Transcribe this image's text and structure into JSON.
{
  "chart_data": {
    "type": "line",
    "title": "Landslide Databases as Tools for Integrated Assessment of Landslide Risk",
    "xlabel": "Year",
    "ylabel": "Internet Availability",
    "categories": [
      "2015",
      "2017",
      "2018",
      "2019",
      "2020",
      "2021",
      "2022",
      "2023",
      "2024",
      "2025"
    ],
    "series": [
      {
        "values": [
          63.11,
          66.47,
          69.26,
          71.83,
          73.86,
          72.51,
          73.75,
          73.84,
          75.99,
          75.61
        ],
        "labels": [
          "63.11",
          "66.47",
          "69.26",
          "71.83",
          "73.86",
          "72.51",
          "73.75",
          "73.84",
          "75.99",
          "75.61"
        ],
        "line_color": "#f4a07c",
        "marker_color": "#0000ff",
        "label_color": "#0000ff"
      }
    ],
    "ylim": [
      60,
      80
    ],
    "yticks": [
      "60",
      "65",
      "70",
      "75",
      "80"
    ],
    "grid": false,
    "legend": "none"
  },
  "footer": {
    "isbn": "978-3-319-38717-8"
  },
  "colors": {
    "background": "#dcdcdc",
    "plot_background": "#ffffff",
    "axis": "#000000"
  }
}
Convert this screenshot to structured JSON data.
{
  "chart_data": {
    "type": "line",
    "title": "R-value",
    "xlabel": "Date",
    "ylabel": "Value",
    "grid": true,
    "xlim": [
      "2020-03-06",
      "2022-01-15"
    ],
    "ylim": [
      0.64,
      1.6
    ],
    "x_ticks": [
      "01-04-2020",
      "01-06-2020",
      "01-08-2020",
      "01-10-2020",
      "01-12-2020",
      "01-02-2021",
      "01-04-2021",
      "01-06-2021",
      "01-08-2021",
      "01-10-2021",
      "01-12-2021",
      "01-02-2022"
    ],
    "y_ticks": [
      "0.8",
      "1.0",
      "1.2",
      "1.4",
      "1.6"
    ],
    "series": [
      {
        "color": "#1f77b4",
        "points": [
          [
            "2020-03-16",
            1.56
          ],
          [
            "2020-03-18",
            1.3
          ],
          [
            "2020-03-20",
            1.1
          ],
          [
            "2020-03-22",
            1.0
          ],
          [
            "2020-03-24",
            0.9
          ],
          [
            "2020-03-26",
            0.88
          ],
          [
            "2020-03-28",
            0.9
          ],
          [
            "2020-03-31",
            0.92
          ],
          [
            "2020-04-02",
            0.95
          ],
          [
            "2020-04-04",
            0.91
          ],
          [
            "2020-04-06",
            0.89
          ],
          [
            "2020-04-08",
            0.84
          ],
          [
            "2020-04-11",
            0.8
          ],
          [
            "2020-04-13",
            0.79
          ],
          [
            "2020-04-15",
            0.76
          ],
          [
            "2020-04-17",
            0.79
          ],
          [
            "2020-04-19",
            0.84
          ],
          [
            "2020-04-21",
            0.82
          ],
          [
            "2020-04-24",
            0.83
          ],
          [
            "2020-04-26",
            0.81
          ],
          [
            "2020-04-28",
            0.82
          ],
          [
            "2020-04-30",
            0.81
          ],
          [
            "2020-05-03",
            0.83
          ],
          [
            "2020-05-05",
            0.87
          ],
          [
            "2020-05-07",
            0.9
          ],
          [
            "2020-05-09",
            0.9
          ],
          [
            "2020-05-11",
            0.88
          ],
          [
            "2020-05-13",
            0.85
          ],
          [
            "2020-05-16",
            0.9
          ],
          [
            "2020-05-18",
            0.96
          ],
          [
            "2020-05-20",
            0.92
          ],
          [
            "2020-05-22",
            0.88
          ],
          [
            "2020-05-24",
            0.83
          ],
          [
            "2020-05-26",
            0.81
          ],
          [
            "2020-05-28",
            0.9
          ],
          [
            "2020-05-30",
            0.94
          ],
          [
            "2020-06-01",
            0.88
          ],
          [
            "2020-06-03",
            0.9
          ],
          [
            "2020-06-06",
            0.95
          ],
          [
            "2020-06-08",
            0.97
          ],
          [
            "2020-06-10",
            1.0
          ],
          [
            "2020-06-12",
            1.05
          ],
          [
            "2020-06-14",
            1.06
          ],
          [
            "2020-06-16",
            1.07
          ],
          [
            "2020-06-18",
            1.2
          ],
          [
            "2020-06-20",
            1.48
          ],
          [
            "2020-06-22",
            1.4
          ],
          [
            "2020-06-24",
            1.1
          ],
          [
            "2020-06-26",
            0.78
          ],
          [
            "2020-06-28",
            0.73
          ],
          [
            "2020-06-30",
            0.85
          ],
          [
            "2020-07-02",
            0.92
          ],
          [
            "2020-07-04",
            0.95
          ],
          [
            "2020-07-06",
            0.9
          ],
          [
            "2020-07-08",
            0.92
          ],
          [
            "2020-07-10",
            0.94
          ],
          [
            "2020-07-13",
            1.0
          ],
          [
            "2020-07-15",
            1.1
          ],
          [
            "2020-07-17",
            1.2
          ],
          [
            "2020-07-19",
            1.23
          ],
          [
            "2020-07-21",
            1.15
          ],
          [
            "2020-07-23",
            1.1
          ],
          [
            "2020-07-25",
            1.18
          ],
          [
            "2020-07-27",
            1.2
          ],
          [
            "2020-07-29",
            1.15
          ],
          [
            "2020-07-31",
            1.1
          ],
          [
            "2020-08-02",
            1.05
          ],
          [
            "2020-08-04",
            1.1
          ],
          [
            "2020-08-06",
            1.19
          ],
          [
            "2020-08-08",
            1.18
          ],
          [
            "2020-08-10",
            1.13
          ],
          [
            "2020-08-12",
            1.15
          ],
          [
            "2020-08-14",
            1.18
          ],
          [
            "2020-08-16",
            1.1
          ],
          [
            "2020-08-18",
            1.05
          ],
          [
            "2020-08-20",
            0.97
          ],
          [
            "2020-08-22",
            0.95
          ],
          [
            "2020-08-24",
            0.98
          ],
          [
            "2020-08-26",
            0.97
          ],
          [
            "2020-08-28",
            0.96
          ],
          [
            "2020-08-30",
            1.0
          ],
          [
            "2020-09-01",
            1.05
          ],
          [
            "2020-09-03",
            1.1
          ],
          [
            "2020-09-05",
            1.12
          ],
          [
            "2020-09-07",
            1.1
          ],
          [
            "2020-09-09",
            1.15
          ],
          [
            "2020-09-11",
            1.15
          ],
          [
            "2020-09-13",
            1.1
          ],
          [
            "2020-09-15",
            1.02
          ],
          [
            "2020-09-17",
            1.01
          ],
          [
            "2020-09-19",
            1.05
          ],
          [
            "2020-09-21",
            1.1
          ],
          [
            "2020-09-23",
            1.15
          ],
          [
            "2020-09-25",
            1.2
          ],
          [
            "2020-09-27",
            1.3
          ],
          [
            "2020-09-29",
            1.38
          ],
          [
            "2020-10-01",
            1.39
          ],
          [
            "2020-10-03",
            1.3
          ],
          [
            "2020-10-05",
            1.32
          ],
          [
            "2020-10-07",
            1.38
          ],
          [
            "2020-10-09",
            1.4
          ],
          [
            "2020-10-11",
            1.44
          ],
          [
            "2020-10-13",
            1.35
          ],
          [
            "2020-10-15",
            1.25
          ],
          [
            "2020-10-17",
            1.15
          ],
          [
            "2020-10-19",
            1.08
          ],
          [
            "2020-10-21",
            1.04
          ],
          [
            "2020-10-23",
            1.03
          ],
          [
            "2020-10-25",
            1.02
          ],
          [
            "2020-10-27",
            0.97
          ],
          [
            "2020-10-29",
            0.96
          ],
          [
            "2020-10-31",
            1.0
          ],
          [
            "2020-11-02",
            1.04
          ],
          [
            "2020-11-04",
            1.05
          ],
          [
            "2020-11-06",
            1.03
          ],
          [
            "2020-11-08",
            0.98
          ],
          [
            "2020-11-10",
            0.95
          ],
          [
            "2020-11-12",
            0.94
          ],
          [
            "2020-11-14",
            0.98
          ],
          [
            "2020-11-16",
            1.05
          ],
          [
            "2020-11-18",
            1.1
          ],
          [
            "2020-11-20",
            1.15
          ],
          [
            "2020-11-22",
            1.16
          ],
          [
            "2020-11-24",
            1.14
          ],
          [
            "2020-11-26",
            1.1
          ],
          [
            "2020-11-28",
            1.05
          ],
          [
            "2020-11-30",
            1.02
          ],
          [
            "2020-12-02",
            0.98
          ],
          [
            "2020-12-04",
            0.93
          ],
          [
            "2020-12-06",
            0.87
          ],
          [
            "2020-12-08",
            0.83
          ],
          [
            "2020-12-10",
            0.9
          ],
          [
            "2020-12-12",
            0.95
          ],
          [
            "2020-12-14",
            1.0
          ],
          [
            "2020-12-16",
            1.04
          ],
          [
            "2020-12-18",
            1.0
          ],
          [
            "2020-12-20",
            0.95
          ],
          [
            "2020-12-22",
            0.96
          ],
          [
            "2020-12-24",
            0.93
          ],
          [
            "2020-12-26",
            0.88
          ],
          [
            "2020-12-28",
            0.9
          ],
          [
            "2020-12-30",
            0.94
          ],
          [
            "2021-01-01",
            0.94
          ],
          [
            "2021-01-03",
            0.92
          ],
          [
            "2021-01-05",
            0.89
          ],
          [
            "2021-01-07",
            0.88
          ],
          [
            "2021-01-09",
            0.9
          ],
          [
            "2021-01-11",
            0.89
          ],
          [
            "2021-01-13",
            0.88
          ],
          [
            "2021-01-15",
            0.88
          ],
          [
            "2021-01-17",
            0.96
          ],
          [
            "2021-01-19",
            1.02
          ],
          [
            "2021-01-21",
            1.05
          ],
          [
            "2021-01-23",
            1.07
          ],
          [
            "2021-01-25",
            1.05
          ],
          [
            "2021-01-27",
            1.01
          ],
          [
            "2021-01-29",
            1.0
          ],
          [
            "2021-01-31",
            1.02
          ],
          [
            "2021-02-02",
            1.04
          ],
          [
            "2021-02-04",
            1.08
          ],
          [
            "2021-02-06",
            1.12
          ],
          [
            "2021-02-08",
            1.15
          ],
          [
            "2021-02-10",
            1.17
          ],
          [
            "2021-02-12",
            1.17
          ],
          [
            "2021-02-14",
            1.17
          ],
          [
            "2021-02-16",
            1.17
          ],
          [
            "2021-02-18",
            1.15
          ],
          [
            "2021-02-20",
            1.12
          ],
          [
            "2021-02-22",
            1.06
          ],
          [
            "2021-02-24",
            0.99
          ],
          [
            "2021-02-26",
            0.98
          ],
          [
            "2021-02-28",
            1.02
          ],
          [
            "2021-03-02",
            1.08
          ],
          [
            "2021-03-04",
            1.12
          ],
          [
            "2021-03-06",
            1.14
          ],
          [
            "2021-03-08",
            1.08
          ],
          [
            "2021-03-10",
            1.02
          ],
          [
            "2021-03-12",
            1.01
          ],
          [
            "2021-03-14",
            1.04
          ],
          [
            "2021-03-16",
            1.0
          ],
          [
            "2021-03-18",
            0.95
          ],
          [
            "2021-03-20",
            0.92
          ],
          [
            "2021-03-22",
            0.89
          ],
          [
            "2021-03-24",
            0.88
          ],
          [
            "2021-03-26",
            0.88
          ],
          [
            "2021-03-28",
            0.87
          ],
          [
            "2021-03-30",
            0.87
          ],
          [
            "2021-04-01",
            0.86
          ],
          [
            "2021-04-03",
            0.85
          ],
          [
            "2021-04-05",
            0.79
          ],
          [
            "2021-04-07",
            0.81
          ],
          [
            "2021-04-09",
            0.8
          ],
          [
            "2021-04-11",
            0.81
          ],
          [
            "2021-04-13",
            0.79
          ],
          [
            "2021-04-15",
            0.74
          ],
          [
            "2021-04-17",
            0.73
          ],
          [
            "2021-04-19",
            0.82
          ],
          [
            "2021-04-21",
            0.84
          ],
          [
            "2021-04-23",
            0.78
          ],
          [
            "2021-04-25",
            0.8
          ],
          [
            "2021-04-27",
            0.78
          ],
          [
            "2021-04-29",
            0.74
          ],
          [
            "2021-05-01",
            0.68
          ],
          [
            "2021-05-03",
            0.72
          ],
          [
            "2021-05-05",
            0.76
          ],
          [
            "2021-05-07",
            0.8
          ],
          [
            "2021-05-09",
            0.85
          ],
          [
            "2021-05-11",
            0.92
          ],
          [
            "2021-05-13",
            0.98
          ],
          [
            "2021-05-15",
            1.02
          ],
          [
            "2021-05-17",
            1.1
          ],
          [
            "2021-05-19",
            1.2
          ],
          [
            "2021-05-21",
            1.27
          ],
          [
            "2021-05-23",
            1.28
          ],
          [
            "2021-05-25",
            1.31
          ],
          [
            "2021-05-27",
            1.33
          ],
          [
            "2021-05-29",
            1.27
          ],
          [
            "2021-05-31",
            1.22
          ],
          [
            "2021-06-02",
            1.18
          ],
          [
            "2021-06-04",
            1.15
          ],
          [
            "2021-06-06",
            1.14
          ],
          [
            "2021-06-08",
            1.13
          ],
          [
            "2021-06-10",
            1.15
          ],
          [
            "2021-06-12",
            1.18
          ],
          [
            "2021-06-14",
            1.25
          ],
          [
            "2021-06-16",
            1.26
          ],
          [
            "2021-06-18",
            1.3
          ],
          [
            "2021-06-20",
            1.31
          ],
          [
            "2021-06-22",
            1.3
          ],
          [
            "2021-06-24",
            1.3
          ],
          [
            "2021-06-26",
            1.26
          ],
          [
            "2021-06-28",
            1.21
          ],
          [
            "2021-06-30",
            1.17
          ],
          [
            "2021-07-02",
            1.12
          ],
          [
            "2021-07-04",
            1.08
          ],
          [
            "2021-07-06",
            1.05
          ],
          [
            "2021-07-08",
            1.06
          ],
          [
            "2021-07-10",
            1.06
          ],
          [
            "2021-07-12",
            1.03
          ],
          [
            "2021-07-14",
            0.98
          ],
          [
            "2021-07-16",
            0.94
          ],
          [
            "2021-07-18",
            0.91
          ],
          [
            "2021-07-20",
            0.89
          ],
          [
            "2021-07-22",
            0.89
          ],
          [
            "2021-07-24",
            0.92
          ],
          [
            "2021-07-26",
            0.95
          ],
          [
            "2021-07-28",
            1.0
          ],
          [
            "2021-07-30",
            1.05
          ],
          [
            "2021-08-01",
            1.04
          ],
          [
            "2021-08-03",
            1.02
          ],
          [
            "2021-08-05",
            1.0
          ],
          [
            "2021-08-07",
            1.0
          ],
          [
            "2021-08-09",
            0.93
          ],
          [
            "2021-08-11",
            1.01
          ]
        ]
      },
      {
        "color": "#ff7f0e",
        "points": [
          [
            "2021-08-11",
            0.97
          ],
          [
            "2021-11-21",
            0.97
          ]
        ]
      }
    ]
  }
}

**Directive**. Go through the records and show every line with the string "ylabel" in it.

**Solution**.
    "ylabel": "Internet Availability",
    "ylabel": "Value",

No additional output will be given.